PROBLEM TO SOLVE — Write out the entries below once more, exactly, with the pictures left out.

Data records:
▬▬▬

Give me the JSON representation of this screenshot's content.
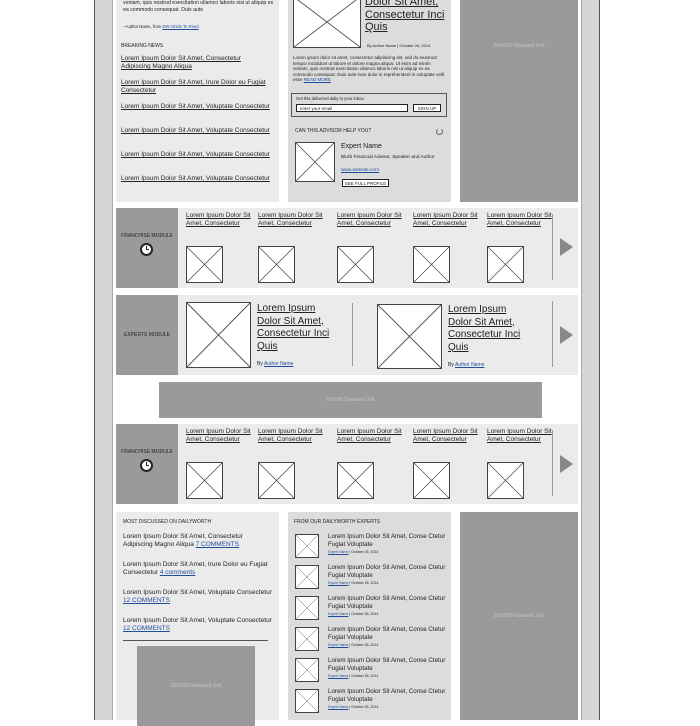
{
  "top_left": {
    "quote_text": "veniam, quis nostrud exercitation ullamco laboris nisi ut aliquip ex ea commodo consequat. Duis aute",
    "quote_attrib": "--Author Name, from ",
    "quote_link": "DW Article To Read",
    "breaking_title": "BREAKING NEWS",
    "breaking": [
      "Lorem Ipsum Dolor Sit Amet, Consectetur Adipiscing Magno Aliqua",
      "Lorem Ipsum Dolor Sit Amet, Irure Dolor eu Fugiat Consectetur",
      "Lorem Ipsum Dolor Sit Amet, Voluptate Consectetur",
      "Lorem Ipsum Dolor Sit Amet, Voluptate Consectetur",
      "Lorem Ipsum Dolor Sit Amet, Voluptate Consectetur",
      "Lorem Ipsum Dolor Sit Amet, Voluptate Consectetur"
    ]
  },
  "top_middle": {
    "headline": "Dolor Sit Amet, Consectetur Inci Quis",
    "byline": "By Author Name | October 26, 2014",
    "body": "Lorem ipsum dolor sit amet, consectetur adipisicing elit, sed do eiusmod tempor incididunt ut labore et dolore magna aliqua. Ut enim ad minim veniam, quis nostrud exercitation ullamco laboris nisi ut aliquip ex ea commodo consequat. Duis aute irure dolor in reprehenderit in voluptate velit esse ",
    "read_more": "READ MORE",
    "inbox_label": "Get this delivered daily to your inbox:",
    "email_placeholder": "enter your email",
    "signup": "SIGN UP",
    "advisor_title": "CAN THIS ADVISOR HELP YOU?",
    "expert_name": "Expert Name",
    "expert_desc": "Blurb Financial Advisor, Speaker and Author",
    "expert_site": "www.website.com",
    "see_profile": "SEE FULL PROFILE"
  },
  "ads": {
    "top_right": "300x600 Standard Unit",
    "leaderboard": "970x90 Standard Unit",
    "bottom_right": "300x600 Standard Unit",
    "bottom_left": "300x250 Standard Unit"
  },
  "franchise1": {
    "label": "FRANCHISE MODULE",
    "items": [
      "Lorem Ipsum Dolor Sit Amet, Consectetur",
      "Lorem Ipsum Dolor Sit Amet, Consectetur",
      "Lorem Ipsum Dolor Sit Amet, Consectetur",
      "Lorem Ipsum Dolor Sit Amet, Consectetur",
      "Lorem Ipsum Dolor Sit Amet, Consectetur"
    ]
  },
  "experts": {
    "label": "EXPERTS MODULE",
    "items": [
      {
        "title": "Lorem Ipsum Dolor Sit Amet, Consectetur Inci Quis",
        "by": "By ",
        "author": "Author Name"
      },
      {
        "title": "Lorem Ipsum Dolor Sit Amet, Consectetur Inci Quis",
        "by": "By ",
        "author": "Author Name"
      }
    ]
  },
  "franchise2": {
    "label": "FRANCHISE MODULE",
    "items": [
      "Lorem Ipsum Dolor Sit Amet, Consectetur",
      "Lorem Ipsum Dolor Sit Amet, Consectetur",
      "Lorem Ipsum Dolor Sit Amet, Consectetur",
      "Lorem Ipsum Dolor Sit Amet, Consectetur",
      "Lorem Ipsum Dolor Sit Amet, Consectetur"
    ]
  },
  "most_discussed": {
    "title": "MOST DISCUSSED ON DAILYWORTH",
    "items": [
      {
        "text": "Lorem Ipsum Dolor Sit Amet, Consectetur Adipiscing Magno Aliqua ",
        "comments": "7 COMMENTS"
      },
      {
        "text": "Lorem Ipsum Dolor Sit Amet, Irure Dolor eu Fugiat Consectetur ",
        "comments": "4 comments"
      },
      {
        "text": "Lorem Ipsum Dolor Sit Amet, Voluptate Consectetur ",
        "comments": "12 COMMENTS"
      },
      {
        "text": "Lorem Ipsum Dolor Sit Amet, Voluptate Consectetur ",
        "comments": "12 COMMENTS"
      }
    ]
  },
  "from_experts": {
    "title": "FROM OUR DAILYWORTH EXPERTS",
    "items": [
      {
        "title": "Lorem Ipsum Dolor Sit Amet, Conse Ctetur Fugiat Voluptate",
        "author": "Expert Name",
        "date": " | October 26, 2014"
      },
      {
        "title": "Lorem Ipsum Dolor Sit Amet, Conse Ctetur Fugiat Voluptate",
        "author": "Expert Name",
        "date": " | October 26, 2014"
      },
      {
        "title": "Lorem Ipsum Dolor Sit Amet, Conse Ctetur Fugiat Voluptate",
        "author": "Expert Name",
        "date": " | October 26, 2014"
      },
      {
        "title": "Lorem Ipsum Dolor Sit Amet, Conse Ctetur Fugiat Voluptate",
        "author": "Expert Name",
        "date": " | October 26, 2014"
      },
      {
        "title": "Lorem Ipsum Dolor Sit Amet, Conse Ctetur Fugiat Voluptate",
        "author": "Expert Name",
        "date": " | October 26, 2014"
      },
      {
        "title": "Lorem Ipsum Dolor Sit Amet, Conse Ctetur Fugiat Voluptate",
        "author": "Expert Name",
        "date": " | October 26, 2014"
      }
    ]
  },
  "icons": {
    "placeholder": "image-placeholder-icon",
    "clock": "alarm-clock-icon",
    "arrow": "next-arrow-icon"
  }
}
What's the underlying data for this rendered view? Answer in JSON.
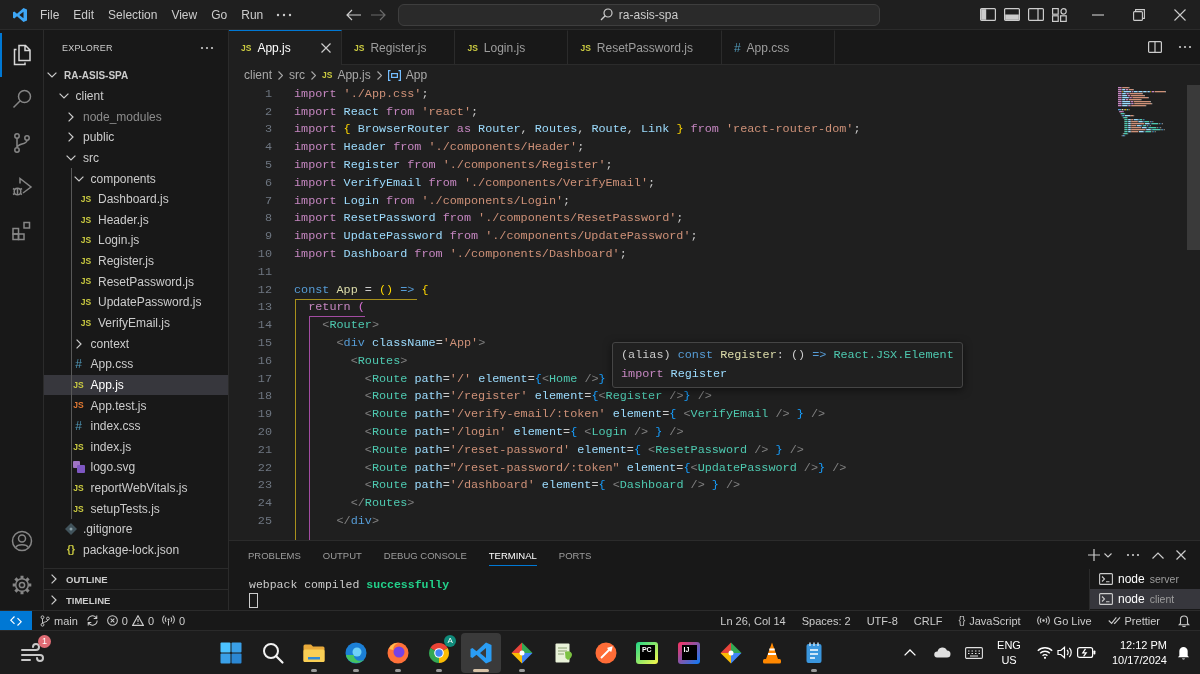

▬▬▬

PROBLEM SOLUTION —
Give me the JSON representation of this screenshot's content.
{
  "top_left": {
    "quote_text": "veniam, quis nostrud exercitation ullamco laboris nisi ut aliquip ex ea commodo consequat. Duis aute",
    "quote_attrib": "--Author Name, from ",
    "quote_link": "DW Article To Read",
    "breaking_title": "BREAKING NEWS",
    "breaking": [
      "Lorem Ipsum Dolor Sit Amet, Consectetur Adipiscing Magno Aliqua",
      "Lorem Ipsum Dolor Sit Amet, Irure Dolor eu Fugiat Consectetur",
      "Lorem Ipsum Dolor Sit Amet, Voluptate Consectetur",
      "Lorem Ipsum Dolor Sit Amet, Voluptate Consectetur",
      "Lorem Ipsum Dolor Sit Amet, Voluptate Consectetur",
      "Lorem Ipsum Dolor Sit Amet, Voluptate Consectetur"
    ]
  },
  "top_middle": {
    "headline": "Dolor Sit Amet, Consectetur Inci Quis",
    "byline": "By Author Name | October 26, 2014",
    "body": "Lorem ipsum dolor sit amet, consectetur adipisicing elit, sed do eiusmod tempor incididunt ut labore et dolore magna aliqua. Ut enim ad minim veniam, quis nostrud exercitation ullamco laboris nisi ut aliquip ex ea commodo consequat. Duis aute irure dolor in reprehenderit in voluptate velit esse ",
    "read_more": "READ MORE",
    "inbox_label": "Get this delivered daily to your inbox:",
    "email_placeholder": "enter your email",
    "signup": "SIGN UP",
    "advisor_title": "CAN THIS ADVISOR HELP YOU?",
    "expert_name": "Expert Name",
    "expert_desc": "Blurb Financial Advisor, Speaker and Author",
    "expert_site": "www.website.com",
    "see_profile": "SEE FULL PROFILE"
  },
  "ads": {
    "top_right": "300x600 Standard Unit",
    "leaderboard": "970x90 Standard Unit",
    "bottom_right": "300x600 Standard Unit",
    "bottom_left": "300x250 Standard Unit"
  },
  "franchise1": {
    "label": "FRANCHISE MODULE",
    "items": [
      "Lorem Ipsum Dolor Sit Amet, Consectetur",
      "Lorem Ipsum Dolor Sit Amet, Consectetur",
      "Lorem Ipsum Dolor Sit Amet, Consectetur",
      "Lorem Ipsum Dolor Sit Amet, Consectetur",
      "Lorem Ipsum Dolor Sit Amet, Consectetur"
    ]
  },
  "experts": {
    "label": "EXPERTS MODULE",
    "items": [
      {
        "title": "Lorem Ipsum Dolor Sit Amet, Consectetur Inci Quis",
        "by": "By ",
        "author": "Author Name"
      },
      {
        "title": "Lorem Ipsum Dolor Sit Amet, Consectetur Inci Quis",
        "by": "By ",
        "author": "Author Name"
      }
    ]
  },
  "franchise2": {
    "label": "FRANCHISE MODULE",
    "items": [
      "Lorem Ipsum Dolor Sit Amet, Consectetur",
      "Lorem Ipsum Dolor Sit Amet, Consectetur",
      "Lorem Ipsum Dolor Sit Amet, Consectetur",
      "Lorem Ipsum Dolor Sit Amet, Consectetur",
      "Lorem Ipsum Dolor Sit Amet, Consectetur"
    ]
  },
  "most_discussed": {
    "title": "MOST DISCUSSED ON DAILYWORTH",
    "items": [
      {
        "text": "Lorem Ipsum Dolor Sit Amet, Consectetur Adipiscing Magno Aliqua ",
        "comments": "7 COMMENTS"
      },
      {
        "text": "Lorem Ipsum Dolor Sit Amet, Irure Dolor eu Fugiat Consectetur ",
        "comments": "4 comments"
      },
      {
        "text": "Lorem Ipsum Dolor Sit Amet, Voluptate Consectetur ",
        "comments": "12 COMMENTS"
      },
      {
        "text": "Lorem Ipsum Dolor Sit Amet, Voluptate Consectetur ",
        "comments": "12 COMMENTS"
      }
    ]
  },
  "from_experts": {
    "title": "FROM OUR DAILYWORTH EXPERTS",
    "items": [
      {
        "title": "Lorem Ipsum Dolor Sit Amet, Conse Ctetur Fugiat Voluptate",
        "author": "Expert Name",
        "date": " | October 26, 2014"
      },
      {
        "title": "Lorem Ipsum Dolor Sit Amet, Conse Ctetur Fugiat Voluptate",
        "author": "Expert Name",
        "date": " | October 26, 2014"
      },
      {
        "title": "Lorem Ipsum Dolor Sit Amet, Conse Ctetur Fugiat Voluptate",
        "author": "Expert Name",
        "date": " | October 26, 2014"
      },
      {
        "title": "Lorem Ipsum Dolor Sit Amet, Conse Ctetur Fugiat Voluptate",
        "author": "Expert Name",
        "date": " | October 26, 2014"
      },
      {
        "title": "Lorem Ipsum Dolor Sit Amet, Conse Ctetur Fugiat Voluptate",
        "author": "Expert Name",
        "date": " | October 26, 2014"
      },
      {
        "title": "Lorem Ipsum Dolor Sit Amet, Conse Ctetur Fugiat Voluptate",
        "author": "Expert Name",
        "date": " | October 26, 2014"
      }
    ]
  },
  "icons": {
    "placeholder": "image-placeholder-icon",
    "clock": "alarm-clock-icon",
    "arrow": "next-arrow-icon"
  }
}
What's the underlying data for this rendered view? Answer in JSON.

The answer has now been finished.